[Annotations of layout elements]
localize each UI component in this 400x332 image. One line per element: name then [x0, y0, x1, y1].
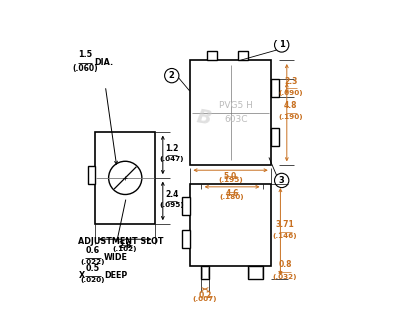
Polygon shape [95, 132, 155, 224]
Circle shape [165, 68, 179, 83]
Text: 2.3: 2.3 [284, 77, 297, 86]
Text: ADJUSTMENT SLOT: ADJUSTMENT SLOT [78, 237, 164, 246]
Polygon shape [182, 230, 190, 248]
Text: 1.5: 1.5 [78, 50, 92, 59]
Polygon shape [207, 51, 217, 60]
Text: 0.2: 0.2 [198, 291, 212, 300]
Text: 603C: 603C [224, 115, 248, 124]
Text: 3.71: 3.71 [276, 219, 294, 228]
Text: 3: 3 [279, 176, 284, 185]
Text: DEEP: DEEP [104, 271, 127, 280]
Text: 5.0: 5.0 [224, 172, 237, 181]
Polygon shape [238, 51, 248, 60]
Text: WIDE: WIDE [104, 253, 128, 262]
Text: (.022): (.022) [80, 259, 105, 266]
Text: (.180): (.180) [220, 194, 244, 200]
Text: (.090): (.090) [278, 90, 303, 96]
Circle shape [274, 38, 289, 52]
Text: X: X [78, 271, 84, 280]
Text: 2.4: 2.4 [165, 190, 178, 199]
Text: (.095): (.095) [159, 202, 184, 208]
Text: 1: 1 [279, 41, 285, 49]
Text: (.146): (.146) [273, 233, 297, 239]
Text: (.007): (.007) [193, 296, 217, 302]
Circle shape [274, 173, 289, 188]
Polygon shape [182, 197, 190, 215]
Polygon shape [272, 128, 279, 146]
Text: (.190): (.190) [278, 114, 303, 120]
Text: 4.6: 4.6 [226, 189, 239, 198]
Text: (.102): (.102) [113, 246, 137, 252]
Text: 4.8: 4.8 [284, 101, 297, 110]
Text: 0.8: 0.8 [278, 260, 292, 269]
Text: (.060): (.060) [72, 64, 98, 73]
Text: 1.2: 1.2 [165, 144, 178, 153]
Text: DIA.: DIA. [94, 58, 114, 67]
Polygon shape [88, 166, 95, 184]
Text: 2.6: 2.6 [118, 241, 132, 250]
Circle shape [109, 161, 142, 195]
Polygon shape [190, 60, 272, 165]
Text: (.195): (.195) [218, 177, 243, 183]
Text: B: B [195, 107, 213, 128]
Text: PVG5 H: PVG5 H [219, 101, 253, 110]
Polygon shape [248, 266, 263, 279]
Text: 0.6: 0.6 [86, 246, 100, 255]
Polygon shape [201, 266, 209, 279]
Polygon shape [190, 184, 272, 266]
Text: (.047): (.047) [160, 156, 184, 162]
Text: (.020): (.020) [80, 277, 105, 283]
Text: 2: 2 [169, 71, 175, 80]
Polygon shape [272, 79, 279, 97]
Text: 0.5: 0.5 [86, 264, 100, 273]
Text: (.032): (.032) [273, 274, 297, 280]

## Job
Reproduce every item above word for word and with identical line order, omitting the picture from your answer.

## Answer for this exercise
localize each UI component in this 400x332 image. One line per element: name then [x0, y0, x1, y1].
Polygon shape [95, 132, 155, 224]
Circle shape [165, 68, 179, 83]
Text: 2.3: 2.3 [284, 77, 297, 86]
Text: ADJUSTMENT SLOT: ADJUSTMENT SLOT [78, 237, 164, 246]
Polygon shape [182, 230, 190, 248]
Text: 1.5: 1.5 [78, 50, 92, 59]
Polygon shape [207, 51, 217, 60]
Text: 0.2: 0.2 [198, 291, 212, 300]
Text: 603C: 603C [224, 115, 248, 124]
Text: 3.71: 3.71 [276, 219, 294, 228]
Text: 3: 3 [279, 176, 284, 185]
Text: DEEP: DEEP [104, 271, 127, 280]
Text: 5.0: 5.0 [224, 172, 237, 181]
Polygon shape [238, 51, 248, 60]
Text: WIDE: WIDE [104, 253, 128, 262]
Text: (.022): (.022) [80, 259, 105, 266]
Text: (.180): (.180) [220, 194, 244, 200]
Text: (.090): (.090) [278, 90, 303, 96]
Circle shape [274, 38, 289, 52]
Text: X: X [78, 271, 84, 280]
Text: 2.4: 2.4 [165, 190, 178, 199]
Text: (.095): (.095) [159, 202, 184, 208]
Text: 1: 1 [279, 41, 285, 49]
Text: (.146): (.146) [273, 233, 297, 239]
Text: (.007): (.007) [193, 296, 217, 302]
Circle shape [274, 173, 289, 188]
Polygon shape [182, 197, 190, 215]
Polygon shape [272, 128, 279, 146]
Text: (.190): (.190) [278, 114, 303, 120]
Text: 4.6: 4.6 [226, 189, 239, 198]
Text: (.102): (.102) [113, 246, 137, 252]
Text: 4.8: 4.8 [284, 101, 297, 110]
Text: 0.8: 0.8 [278, 260, 292, 269]
Text: (.060): (.060) [72, 64, 98, 73]
Text: 1.2: 1.2 [165, 144, 178, 153]
Text: DIA.: DIA. [94, 58, 114, 67]
Polygon shape [88, 166, 95, 184]
Text: 2.6: 2.6 [118, 241, 132, 250]
Circle shape [109, 161, 142, 195]
Polygon shape [190, 60, 272, 165]
Text: (.195): (.195) [218, 177, 243, 183]
Text: B: B [195, 107, 213, 128]
Text: PVG5 H: PVG5 H [219, 101, 253, 110]
Polygon shape [248, 266, 263, 279]
Text: 0.6: 0.6 [86, 246, 100, 255]
Polygon shape [201, 266, 209, 279]
Polygon shape [190, 184, 272, 266]
Text: (.047): (.047) [160, 156, 184, 162]
Text: (.020): (.020) [80, 277, 105, 283]
Text: 2: 2 [169, 71, 175, 80]
Polygon shape [272, 79, 279, 97]
Text: 0.5: 0.5 [86, 264, 100, 273]
Text: (.032): (.032) [273, 274, 297, 280]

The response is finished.